--- start of Material provided ---

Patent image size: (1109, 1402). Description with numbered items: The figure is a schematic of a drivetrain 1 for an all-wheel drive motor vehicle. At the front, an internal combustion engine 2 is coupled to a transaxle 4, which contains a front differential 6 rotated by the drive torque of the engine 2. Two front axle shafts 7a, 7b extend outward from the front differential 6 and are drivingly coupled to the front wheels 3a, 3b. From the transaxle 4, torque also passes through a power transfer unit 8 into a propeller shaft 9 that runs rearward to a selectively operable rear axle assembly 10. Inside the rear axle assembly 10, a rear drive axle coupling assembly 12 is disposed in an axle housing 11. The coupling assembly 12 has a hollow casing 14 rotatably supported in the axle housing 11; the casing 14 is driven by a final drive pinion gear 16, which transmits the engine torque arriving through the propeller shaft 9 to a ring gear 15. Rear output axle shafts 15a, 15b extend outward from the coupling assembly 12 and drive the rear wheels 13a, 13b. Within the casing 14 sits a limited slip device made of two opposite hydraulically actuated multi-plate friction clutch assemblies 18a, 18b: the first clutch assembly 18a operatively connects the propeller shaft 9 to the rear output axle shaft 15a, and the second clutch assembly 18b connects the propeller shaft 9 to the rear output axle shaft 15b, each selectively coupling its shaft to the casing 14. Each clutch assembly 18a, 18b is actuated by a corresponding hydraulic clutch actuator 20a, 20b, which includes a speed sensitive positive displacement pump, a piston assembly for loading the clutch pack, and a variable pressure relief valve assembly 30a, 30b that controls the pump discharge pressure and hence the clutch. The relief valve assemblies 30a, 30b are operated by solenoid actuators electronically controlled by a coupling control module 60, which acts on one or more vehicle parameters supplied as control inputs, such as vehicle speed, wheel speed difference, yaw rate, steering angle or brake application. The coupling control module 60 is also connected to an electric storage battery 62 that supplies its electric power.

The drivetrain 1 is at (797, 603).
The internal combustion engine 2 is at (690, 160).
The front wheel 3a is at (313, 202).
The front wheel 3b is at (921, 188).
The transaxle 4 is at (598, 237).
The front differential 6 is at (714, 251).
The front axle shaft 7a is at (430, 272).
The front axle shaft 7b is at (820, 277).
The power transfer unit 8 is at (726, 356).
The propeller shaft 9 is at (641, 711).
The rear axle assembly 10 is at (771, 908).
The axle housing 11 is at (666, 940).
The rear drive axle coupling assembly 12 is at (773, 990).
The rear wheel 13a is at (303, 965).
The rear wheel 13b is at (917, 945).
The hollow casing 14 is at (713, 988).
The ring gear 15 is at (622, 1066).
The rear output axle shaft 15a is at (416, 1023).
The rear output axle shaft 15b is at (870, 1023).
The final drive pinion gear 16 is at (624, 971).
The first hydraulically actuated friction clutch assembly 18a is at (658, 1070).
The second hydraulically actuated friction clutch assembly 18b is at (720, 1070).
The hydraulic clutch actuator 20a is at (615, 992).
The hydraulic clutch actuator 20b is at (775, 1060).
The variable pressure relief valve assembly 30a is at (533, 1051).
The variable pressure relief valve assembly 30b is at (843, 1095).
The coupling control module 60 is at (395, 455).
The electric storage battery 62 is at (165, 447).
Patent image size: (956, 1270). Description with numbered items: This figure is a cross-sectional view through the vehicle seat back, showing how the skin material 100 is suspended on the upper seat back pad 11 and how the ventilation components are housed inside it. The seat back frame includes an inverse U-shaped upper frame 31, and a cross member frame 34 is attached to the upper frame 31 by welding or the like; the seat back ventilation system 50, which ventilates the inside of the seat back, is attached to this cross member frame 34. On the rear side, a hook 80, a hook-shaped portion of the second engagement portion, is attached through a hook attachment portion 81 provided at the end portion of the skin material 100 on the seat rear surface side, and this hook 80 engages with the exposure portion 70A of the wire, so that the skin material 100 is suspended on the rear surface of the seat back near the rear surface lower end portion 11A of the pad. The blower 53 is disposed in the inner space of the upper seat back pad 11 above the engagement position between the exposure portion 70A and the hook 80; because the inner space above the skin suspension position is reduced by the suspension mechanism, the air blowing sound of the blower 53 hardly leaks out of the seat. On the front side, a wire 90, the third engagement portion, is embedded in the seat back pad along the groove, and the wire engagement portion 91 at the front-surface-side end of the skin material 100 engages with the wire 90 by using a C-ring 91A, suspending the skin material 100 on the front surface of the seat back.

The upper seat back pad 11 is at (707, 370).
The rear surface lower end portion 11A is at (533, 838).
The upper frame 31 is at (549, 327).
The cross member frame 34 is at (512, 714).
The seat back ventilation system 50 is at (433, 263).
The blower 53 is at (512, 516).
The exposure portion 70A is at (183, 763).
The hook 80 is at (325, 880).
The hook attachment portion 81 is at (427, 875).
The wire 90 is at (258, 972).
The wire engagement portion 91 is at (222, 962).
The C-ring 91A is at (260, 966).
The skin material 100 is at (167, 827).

--- end of Material provided ---

__Problem to solve__:
Reproduce every row above word for word, line by line, in the same order.

__Written response__:
Patent image size: (1109, 1402). Description with numbered items: The figure is a schematic of a drivetrain 1 for an all-wheel drive motor vehicle. At the front, an internal combustion engine 2 is coupled to a transaxle 4, which contains a front differential 6 rotated by the drive torque of the engine 2. Two front axle shafts 7a, 7b extend outward from the front differential 6 and are drivingly coupled to the front wheels 3a, 3b. From the transaxle 4, torque also passes through a power transfer unit 8 into a propeller shaft 9 that runs rearward to a selectively operable rear axle assembly 10. Inside the rear axle assembly 10, a rear drive axle coupling assembly 12 is disposed in an axle housing 11. The coupling assembly 12 has a hollow casing 14 rotatably supported in the axle housing 11; the casing 14 is driven by a final drive pinion gear 16, which transmits the engine torque arriving through the propeller shaft 9 to a ring gear 15. Rear output axle shafts 15a, 15b extend outward from the coupling assembly 12 and drive the rear wheels 13a, 13b. Within the casing 14 sits a limited slip device made of two opposite hydraulically actuated multi-plate friction clutch assemblies 18a, 18b: the first clutch assembly 18a operatively connects the propeller shaft 9 to the rear output axle shaft 15a, and the second clutch assembly 18b connects the propeller shaft 9 to the rear output axle shaft 15b, each selectively coupling its shaft to the casing 14. Each clutch assembly 18a, 18b is actuated by a corresponding hydraulic clutch actuator 20a, 20b, which includes a speed sensitive positive displacement pump, a piston assembly for loading the clutch pack, and a variable pressure relief valve assembly 30a, 30b that controls the pump discharge pressure and hence the clutch. The relief valve assemblies 30a, 30b are operated by solenoid actuators electronically controlled by a coupling control module 60, which acts on one or more vehicle parameters supplied as control inputs, such as vehicle speed, wheel speed difference, yaw rate, steering angle or brake application. The coupling control module 60 is also connected to an electric storage battery 62 that supplies its electric power.

The drivetrain 1 is at (797, 603).
The internal combustion engine 2 is at (690, 160).
The front wheel 3a is at (313, 202).
The front wheel 3b is at (921, 188).
The transaxle 4 is at (598, 237).
The front differential 6 is at (714, 251).
The front axle shaft 7a is at (430, 272).
The front axle shaft 7b is at (820, 277).
The power transfer unit 8 is at (726, 356).
The propeller shaft 9 is at (641, 711).
The rear axle assembly 10 is at (771, 908).
The axle housing 11 is at (666, 940).
The rear drive axle coupling assembly 12 is at (773, 990).
The rear wheel 13a is at (303, 965).
The rear wheel 13b is at (917, 945).
The hollow casing 14 is at (713, 988).
The ring gear 15 is at (622, 1066).
The rear output axle shaft 15a is at (416, 1023).
The rear output axle shaft 15b is at (870, 1023).
The final drive pinion gear 16 is at (624, 971).
The first hydraulically actuated friction clutch assembly 18a is at (658, 1070).
The second hydraulically actuated friction clutch assembly 18b is at (720, 1070).
The hydraulic clutch actuator 20a is at (615, 992).
The hydraulic clutch actuator 20b is at (775, 1060).
The variable pressure relief valve assembly 30a is at (533, 1051).
The variable pressure relief valve assembly 30b is at (843, 1095).
The coupling control module 60 is at (395, 455).
The electric storage battery 62 is at (165, 447).
Patent image size: (956, 1270). Description with numbered items: This figure is a cross-sectional view through the vehicle seat back, showing how the skin material 100 is suspended on the upper seat back pad 11 and how the ventilation components are housed inside it. The seat back frame includes an inverse U-shaped upper frame 31, and a cross member frame 34 is attached to the upper frame 31 by welding or the like; the seat back ventilation system 50, which ventilates the inside of the seat back, is attached to this cross member frame 34. On the rear side, a hook 80, a hook-shaped portion of the second engagement portion, is attached through a hook attachment portion 81 provided at the end portion of the skin material 100 on the seat rear surface side, and this hook 80 engages with the exposure portion 70A of the wire, so that the skin material 100 is suspended on the rear surface of the seat back near the rear surface lower end portion 11A of the pad. The blower 53 is disposed in the inner space of the upper seat back pad 11 above the engagement position between the exposure portion 70A and the hook 80; because the inner space above the skin suspension position is reduced by the suspension mechanism, the air blowing sound of the blower 53 hardly leaks out of the seat. On the front side, a wire 90, the third engagement portion, is embedded in the seat back pad along the groove, and the wire engagement portion 91 at the front-surface-side end of the skin material 100 engages with the wire 90 by using a C-ring 91A, suspending the skin material 100 on the front surface of the seat back.

The upper seat back pad 11 is at (707, 370).
The rear surface lower end portion 11A is at (533, 838).
The upper frame 31 is at (549, 327).
The cross member frame 34 is at (512, 714).
The seat back ventilation system 50 is at (433, 263).
The blower 53 is at (512, 516).
The exposure portion 70A is at (183, 763).
The hook 80 is at (325, 880).
The hook attachment portion 81 is at (427, 875).
The wire 90 is at (258, 972).
The wire engagement portion 91 is at (222, 962).
The C-ring 91A is at (260, 966).
The skin material 100 is at (167, 827).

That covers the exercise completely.